- What you should do
Take the part that opens with the line containing "- xtick-label: 2021-01: [1816, 810, 1920, 888]" and closes with the line containing "- xtick-label: 2019-01: [1379, 810, 1483, 888]", and write out only those lines again with "ytick-label" switched to "y-tick-label" and nothing else changed.

━━━

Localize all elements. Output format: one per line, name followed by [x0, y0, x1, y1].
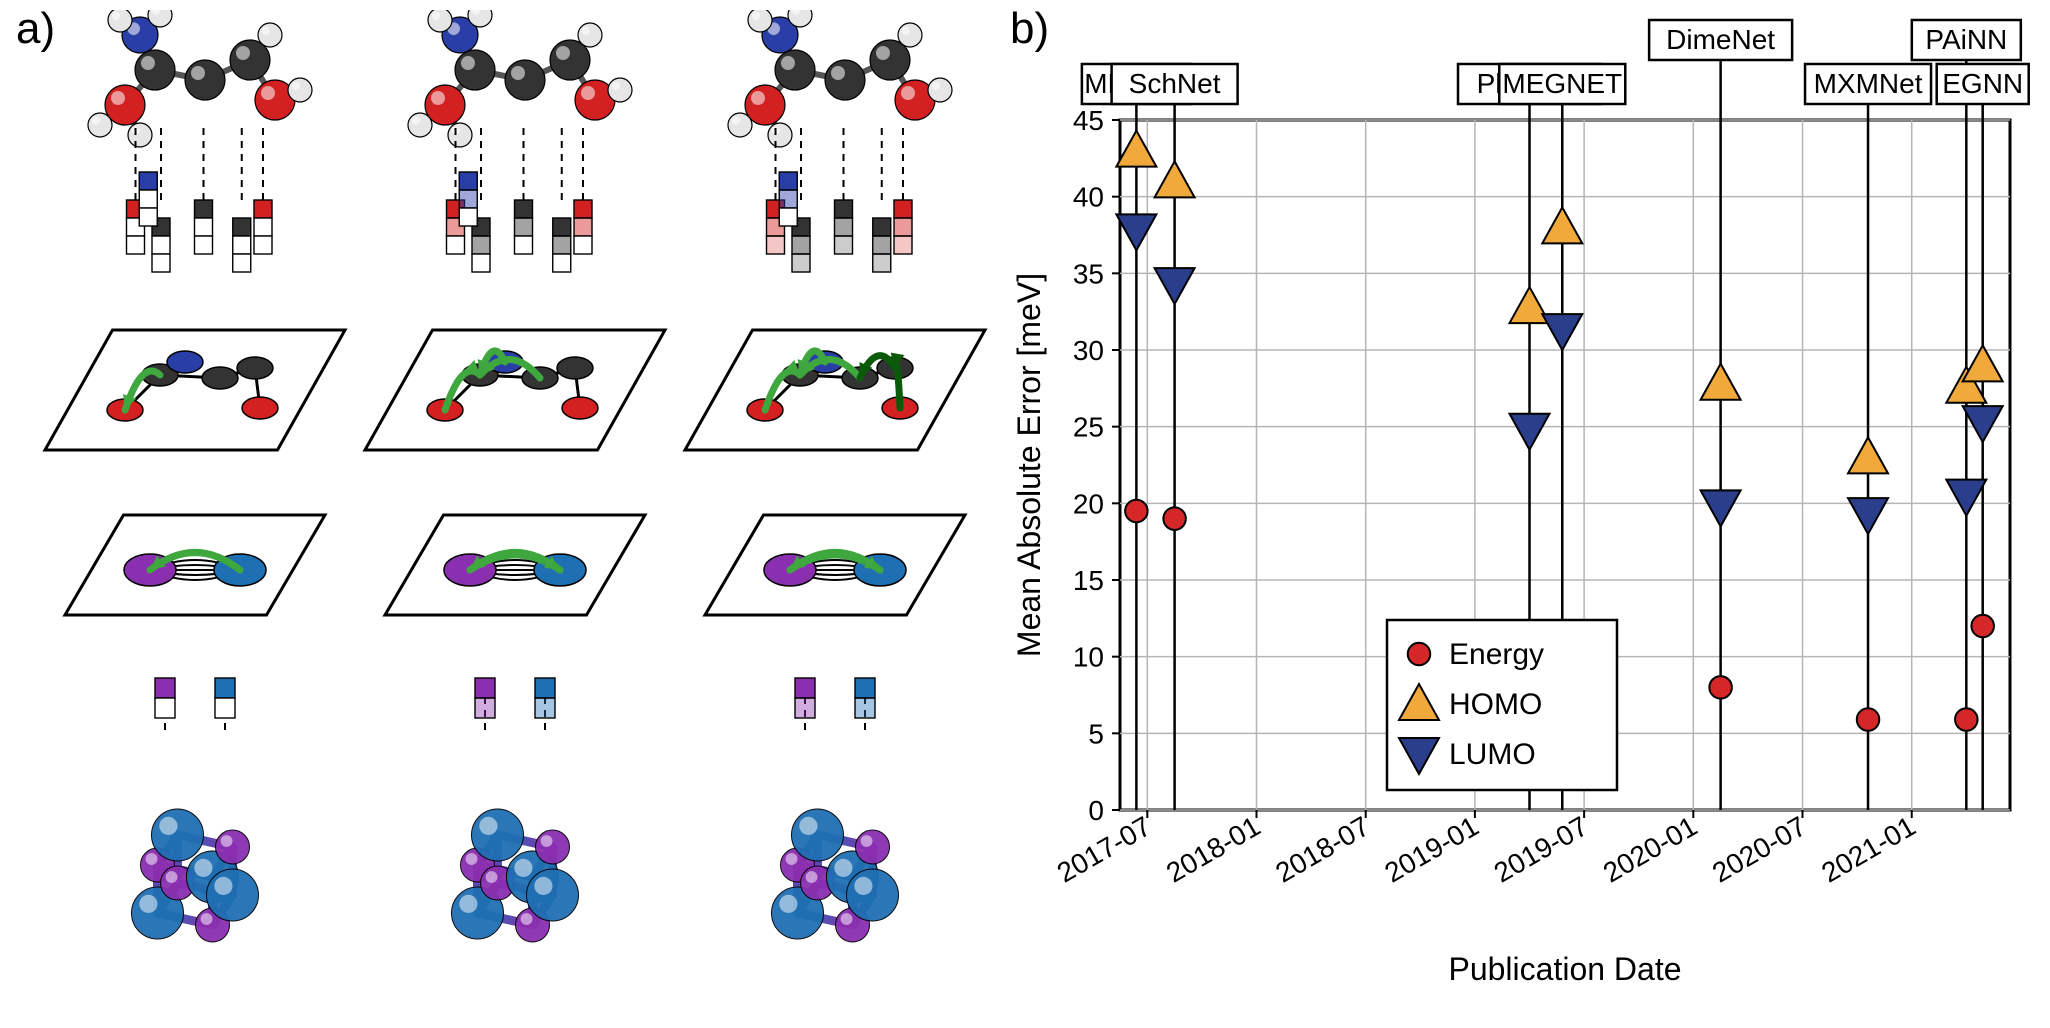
- xtick-label: 2021-01: [1816, 810, 1920, 888]
- xtick-label: 2017-07: [1052, 810, 1156, 888]
- model-tag-label: PAiNN: [1925, 24, 2007, 55]
- ytick-label: 0: [1088, 795, 1104, 826]
- panel-b-chart: 0510152025303540452017-072018-012018-072…: [1000, 10, 2030, 1010]
- ytick-label: 10: [1073, 642, 1104, 673]
- gnn-step-2: [360, 10, 670, 1010]
- legend-label: Energy: [1449, 638, 1544, 671]
- ytick-label: 35: [1073, 258, 1104, 289]
- mae-scatter-chart: 0510152025303540452017-072018-012018-072…: [1000, 10, 2030, 1010]
- model-tag-label: MEGNET: [1502, 68, 1622, 99]
- xtick-label: 2019-01: [1379, 810, 1483, 888]
- legend-label: HOMO: [1449, 688, 1542, 721]
- ytick-label: 40: [1073, 182, 1104, 213]
- model-tag-label: EGNN: [1942, 68, 2023, 99]
- ytick-label: 15: [1073, 565, 1104, 596]
- xtick-label: 2018-07: [1270, 810, 1374, 888]
- model-tag-label: SchNet: [1129, 68, 1221, 99]
- ytick-label: 20: [1073, 488, 1104, 519]
- gnn-step-1: [40, 10, 350, 1010]
- model-tag-label: MXMNet: [1814, 68, 1923, 99]
- ytick-label: 25: [1073, 412, 1104, 443]
- xtick-label: 2020-01: [1598, 810, 1702, 888]
- xtick-label: 2020-07: [1707, 810, 1811, 888]
- ytick-label: 30: [1073, 335, 1104, 366]
- panel-a-diagram: [40, 10, 990, 1010]
- y-axis-label: Mean Absolute Error [meV]: [1011, 273, 1047, 657]
- xtick-label: 2018-01: [1161, 810, 1265, 888]
- gnn-step-3: [680, 10, 990, 1010]
- x-axis-label: Publication Date: [1448, 951, 1681, 987]
- ytick-label: 5: [1088, 718, 1104, 749]
- model-tag-label: DimeNet: [1666, 24, 1775, 55]
- legend-label: LUMO: [1449, 738, 1536, 771]
- xtick-label: 2019-07: [1489, 810, 1593, 888]
- ytick-label: 45: [1073, 105, 1104, 136]
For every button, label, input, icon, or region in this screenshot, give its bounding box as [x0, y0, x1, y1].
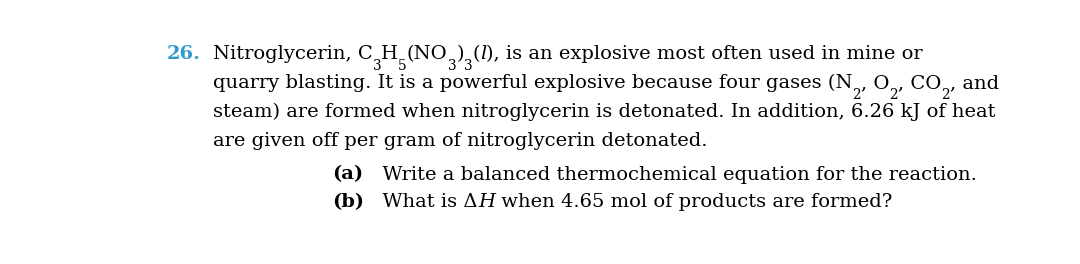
- Text: steam) are formed when nitroglycerin is detonated. In addition, 6.26 kJ of heat: steam) are formed when nitroglycerin is …: [213, 103, 996, 121]
- Text: , CO: , CO: [899, 74, 942, 92]
- Text: 2: 2: [890, 88, 899, 102]
- Text: ), is an explosive most often used in mine or: ), is an explosive most often used in mi…: [486, 44, 922, 63]
- Text: 5: 5: [399, 59, 407, 73]
- Text: when 4.65 mol of products are formed?: when 4.65 mol of products are formed?: [495, 193, 892, 211]
- Text: 3: 3: [373, 59, 381, 73]
- Text: , and: , and: [950, 74, 999, 92]
- Text: 26.: 26.: [166, 45, 201, 63]
- Text: Nitroglycerin, C: Nitroglycerin, C: [213, 45, 373, 63]
- Text: l: l: [480, 45, 486, 63]
- Text: H: H: [381, 45, 399, 63]
- Text: 3: 3: [463, 59, 472, 73]
- Text: H: H: [477, 193, 495, 211]
- Text: (NO: (NO: [407, 45, 447, 63]
- Text: are given off per gram of nitroglycerin detonated.: are given off per gram of nitroglycerin …: [213, 133, 707, 150]
- Text: 2: 2: [942, 88, 950, 102]
- Text: What is Δ: What is Δ: [370, 193, 477, 211]
- Text: quarry blasting. It is a powerful explosive because four gases (N: quarry blasting. It is a powerful explos…: [213, 74, 852, 92]
- Text: (b): (b): [332, 193, 364, 211]
- Text: (: (: [472, 45, 480, 63]
- Text: 2: 2: [852, 88, 861, 102]
- Text: , O: , O: [861, 74, 890, 92]
- Text: 3: 3: [447, 59, 456, 73]
- Text: (a): (a): [332, 166, 363, 183]
- Text: Write a balanced thermochemical equation for the reaction.: Write a balanced thermochemical equation…: [369, 166, 976, 183]
- Text: ): ): [456, 45, 463, 63]
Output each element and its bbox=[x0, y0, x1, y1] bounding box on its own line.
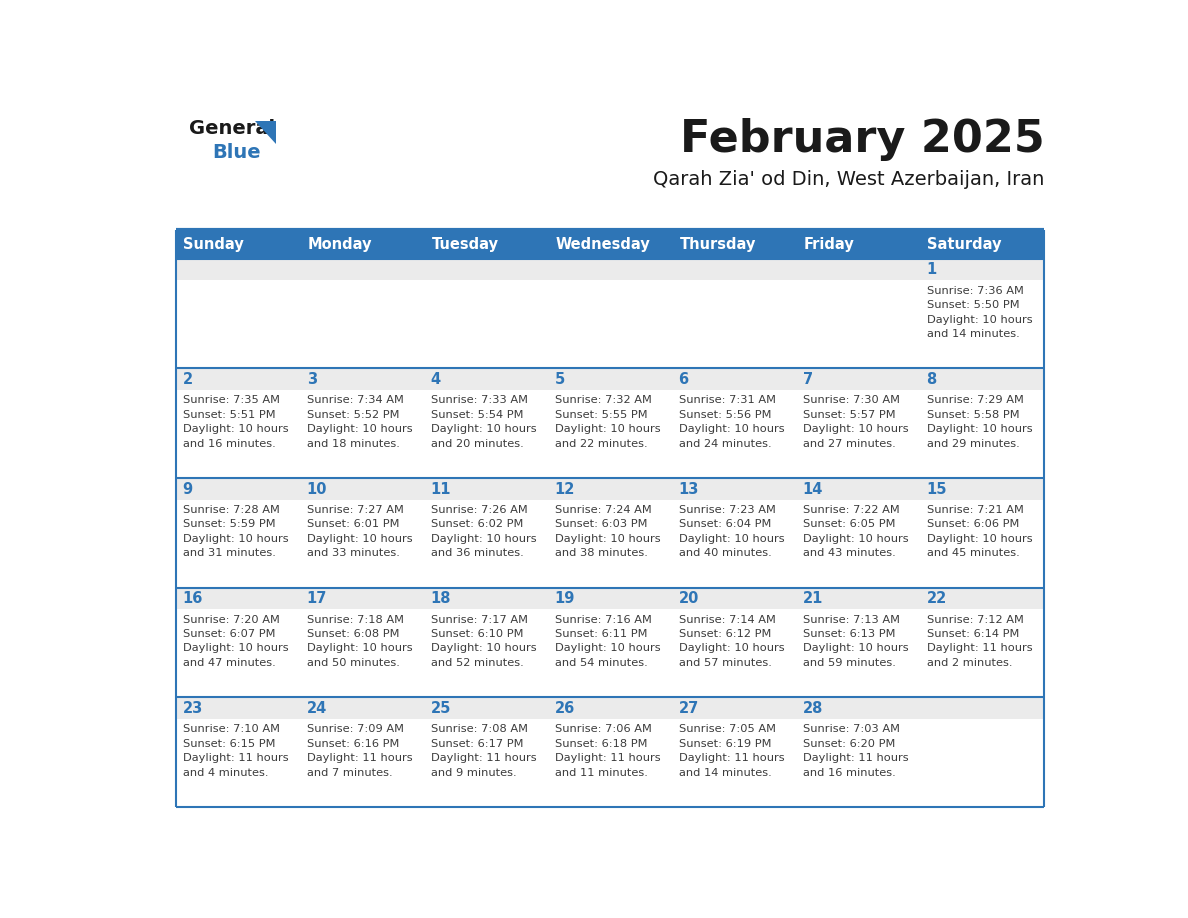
Text: 21: 21 bbox=[803, 591, 823, 607]
Bar bbox=[176, 698, 1043, 807]
Text: 28: 28 bbox=[803, 701, 823, 716]
Text: Sunrise: 7:21 AM
Sunset: 6:06 PM
Daylight: 10 hours
and 45 minutes.: Sunrise: 7:21 AM Sunset: 6:06 PM Dayligh… bbox=[927, 505, 1032, 558]
Text: 18: 18 bbox=[430, 591, 451, 607]
Text: Sunrise: 7:24 AM
Sunset: 6:03 PM
Daylight: 10 hours
and 38 minutes.: Sunrise: 7:24 AM Sunset: 6:03 PM Dayligh… bbox=[555, 505, 661, 558]
Text: Blue: Blue bbox=[211, 142, 260, 162]
Text: General: General bbox=[189, 119, 274, 139]
Polygon shape bbox=[255, 121, 276, 144]
Text: 20: 20 bbox=[678, 591, 699, 607]
Text: 8: 8 bbox=[927, 372, 937, 387]
Text: 14: 14 bbox=[803, 482, 823, 497]
Text: 1: 1 bbox=[927, 263, 937, 277]
Text: Sunrise: 7:36 AM
Sunset: 5:50 PM
Daylight: 10 hours
and 14 minutes.: Sunrise: 7:36 AM Sunset: 5:50 PM Dayligh… bbox=[927, 285, 1032, 339]
Text: Monday: Monday bbox=[308, 237, 372, 252]
Text: 13: 13 bbox=[678, 482, 699, 497]
Text: 22: 22 bbox=[927, 591, 947, 607]
Text: Wednesday: Wednesday bbox=[555, 237, 650, 252]
Text: Friday: Friday bbox=[803, 237, 854, 252]
Text: Sunrise: 7:14 AM
Sunset: 6:12 PM
Daylight: 10 hours
and 57 minutes.: Sunrise: 7:14 AM Sunset: 6:12 PM Dayligh… bbox=[678, 615, 784, 668]
Text: Sunrise: 7:10 AM
Sunset: 6:15 PM
Daylight: 11 hours
and 4 minutes.: Sunrise: 7:10 AM Sunset: 6:15 PM Dayligh… bbox=[183, 724, 289, 778]
Text: 12: 12 bbox=[555, 482, 575, 497]
Text: Sunrise: 7:29 AM
Sunset: 5:58 PM
Daylight: 10 hours
and 29 minutes.: Sunrise: 7:29 AM Sunset: 5:58 PM Dayligh… bbox=[927, 396, 1032, 449]
Text: Thursday: Thursday bbox=[680, 237, 756, 252]
Text: 23: 23 bbox=[183, 701, 203, 716]
Text: 15: 15 bbox=[927, 482, 947, 497]
Bar bbox=[176, 259, 1043, 368]
Text: Sunday: Sunday bbox=[183, 237, 244, 252]
Bar bbox=[176, 259, 1043, 280]
Text: Sunrise: 7:26 AM
Sunset: 6:02 PM
Daylight: 10 hours
and 36 minutes.: Sunrise: 7:26 AM Sunset: 6:02 PM Dayligh… bbox=[430, 505, 536, 558]
Text: 25: 25 bbox=[430, 701, 451, 716]
Bar bbox=[176, 478, 1043, 499]
Text: Qarah Zia' od Din, West Azerbaijan, Iran: Qarah Zia' od Din, West Azerbaijan, Iran bbox=[653, 170, 1044, 189]
Text: Sunrise: 7:33 AM
Sunset: 5:54 PM
Daylight: 10 hours
and 20 minutes.: Sunrise: 7:33 AM Sunset: 5:54 PM Dayligh… bbox=[430, 396, 536, 449]
Bar bbox=[176, 368, 1043, 390]
Bar bbox=[176, 478, 1043, 588]
Text: 3: 3 bbox=[307, 372, 317, 387]
Text: Sunrise: 7:31 AM
Sunset: 5:56 PM
Daylight: 10 hours
and 24 minutes.: Sunrise: 7:31 AM Sunset: 5:56 PM Dayligh… bbox=[678, 396, 784, 449]
Text: Sunrise: 7:09 AM
Sunset: 6:16 PM
Daylight: 11 hours
and 7 minutes.: Sunrise: 7:09 AM Sunset: 6:16 PM Dayligh… bbox=[307, 724, 412, 778]
Text: 17: 17 bbox=[307, 591, 327, 607]
Bar bbox=[176, 368, 1043, 478]
Text: Sunrise: 7:08 AM
Sunset: 6:17 PM
Daylight: 11 hours
and 9 minutes.: Sunrise: 7:08 AM Sunset: 6:17 PM Dayligh… bbox=[430, 724, 536, 778]
Text: Sunrise: 7:32 AM
Sunset: 5:55 PM
Daylight: 10 hours
and 22 minutes.: Sunrise: 7:32 AM Sunset: 5:55 PM Dayligh… bbox=[555, 396, 661, 449]
Text: Sunrise: 7:28 AM
Sunset: 5:59 PM
Daylight: 10 hours
and 31 minutes.: Sunrise: 7:28 AM Sunset: 5:59 PM Dayligh… bbox=[183, 505, 289, 558]
Text: 26: 26 bbox=[555, 701, 575, 716]
Text: Sunrise: 7:06 AM
Sunset: 6:18 PM
Daylight: 11 hours
and 11 minutes.: Sunrise: 7:06 AM Sunset: 6:18 PM Dayligh… bbox=[555, 724, 661, 778]
Text: Sunrise: 7:18 AM
Sunset: 6:08 PM
Daylight: 10 hours
and 50 minutes.: Sunrise: 7:18 AM Sunset: 6:08 PM Dayligh… bbox=[307, 615, 412, 668]
Text: February 2025: February 2025 bbox=[680, 118, 1044, 161]
Text: Sunrise: 7:27 AM
Sunset: 6:01 PM
Daylight: 10 hours
and 33 minutes.: Sunrise: 7:27 AM Sunset: 6:01 PM Dayligh… bbox=[307, 505, 412, 558]
Bar bbox=[176, 588, 1043, 698]
Text: 24: 24 bbox=[307, 701, 327, 716]
Text: Saturday: Saturday bbox=[928, 237, 1001, 252]
Text: Sunrise: 7:20 AM
Sunset: 6:07 PM
Daylight: 10 hours
and 47 minutes.: Sunrise: 7:20 AM Sunset: 6:07 PM Dayligh… bbox=[183, 615, 289, 668]
Text: Tuesday: Tuesday bbox=[431, 237, 499, 252]
Text: Sunrise: 7:03 AM
Sunset: 6:20 PM
Daylight: 11 hours
and 16 minutes.: Sunrise: 7:03 AM Sunset: 6:20 PM Dayligh… bbox=[803, 724, 908, 778]
Text: Sunrise: 7:22 AM
Sunset: 6:05 PM
Daylight: 10 hours
and 43 minutes.: Sunrise: 7:22 AM Sunset: 6:05 PM Dayligh… bbox=[803, 505, 908, 558]
Text: 9: 9 bbox=[183, 482, 192, 497]
Text: 10: 10 bbox=[307, 482, 327, 497]
Text: 5: 5 bbox=[555, 372, 564, 387]
Text: Sunrise: 7:34 AM
Sunset: 5:52 PM
Daylight: 10 hours
and 18 minutes.: Sunrise: 7:34 AM Sunset: 5:52 PM Dayligh… bbox=[307, 396, 412, 449]
Text: 4: 4 bbox=[430, 372, 441, 387]
Text: 16: 16 bbox=[183, 591, 203, 607]
Text: 27: 27 bbox=[678, 701, 699, 716]
Bar bbox=[176, 230, 1043, 259]
Text: 2: 2 bbox=[183, 372, 192, 387]
Text: 6: 6 bbox=[678, 372, 689, 387]
Text: Sunrise: 7:12 AM
Sunset: 6:14 PM
Daylight: 11 hours
and 2 minutes.: Sunrise: 7:12 AM Sunset: 6:14 PM Dayligh… bbox=[927, 615, 1032, 668]
Text: Sunrise: 7:13 AM
Sunset: 6:13 PM
Daylight: 10 hours
and 59 minutes.: Sunrise: 7:13 AM Sunset: 6:13 PM Dayligh… bbox=[803, 615, 908, 668]
Text: Sunrise: 7:05 AM
Sunset: 6:19 PM
Daylight: 11 hours
and 14 minutes.: Sunrise: 7:05 AM Sunset: 6:19 PM Dayligh… bbox=[678, 724, 784, 778]
Text: Sunrise: 7:35 AM
Sunset: 5:51 PM
Daylight: 10 hours
and 16 minutes.: Sunrise: 7:35 AM Sunset: 5:51 PM Dayligh… bbox=[183, 396, 289, 449]
Text: Sunrise: 7:30 AM
Sunset: 5:57 PM
Daylight: 10 hours
and 27 minutes.: Sunrise: 7:30 AM Sunset: 5:57 PM Dayligh… bbox=[803, 396, 908, 449]
Text: 7: 7 bbox=[803, 372, 813, 387]
Text: Sunrise: 7:23 AM
Sunset: 6:04 PM
Daylight: 10 hours
and 40 minutes.: Sunrise: 7:23 AM Sunset: 6:04 PM Dayligh… bbox=[678, 505, 784, 558]
Text: 19: 19 bbox=[555, 591, 575, 607]
Text: Sunrise: 7:17 AM
Sunset: 6:10 PM
Daylight: 10 hours
and 52 minutes.: Sunrise: 7:17 AM Sunset: 6:10 PM Dayligh… bbox=[430, 615, 536, 668]
Text: 11: 11 bbox=[430, 482, 451, 497]
Text: Sunrise: 7:16 AM
Sunset: 6:11 PM
Daylight: 10 hours
and 54 minutes.: Sunrise: 7:16 AM Sunset: 6:11 PM Dayligh… bbox=[555, 615, 661, 668]
Bar bbox=[176, 588, 1043, 610]
Bar bbox=[176, 698, 1043, 719]
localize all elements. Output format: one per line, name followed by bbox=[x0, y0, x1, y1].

━━━

- Expected answer
- xtick-label: 2021-01: [1816, 810, 1920, 888]
- xtick-label: 2017-07: [1052, 810, 1156, 888]
- model-tag-label: PAiNN: [1925, 24, 2007, 55]
- y-tick-label: 0: [1088, 795, 1104, 826]
- panel-b-chart: 0510152025303540452017-072018-012018-072…: [1000, 10, 2030, 1010]
- y-tick-label: 10: [1073, 642, 1104, 673]
- gnn-step-2: [360, 10, 670, 1010]
- legend-label: Energy: [1449, 638, 1544, 671]
- y-tick-label: 35: [1073, 258, 1104, 289]
- mae-scatter-chart: 0510152025303540452017-072018-012018-072…: [1000, 10, 2030, 1010]
- model-tag-label: MEGNET: [1502, 68, 1622, 99]
- xtick-label: 2019-01: [1379, 810, 1483, 888]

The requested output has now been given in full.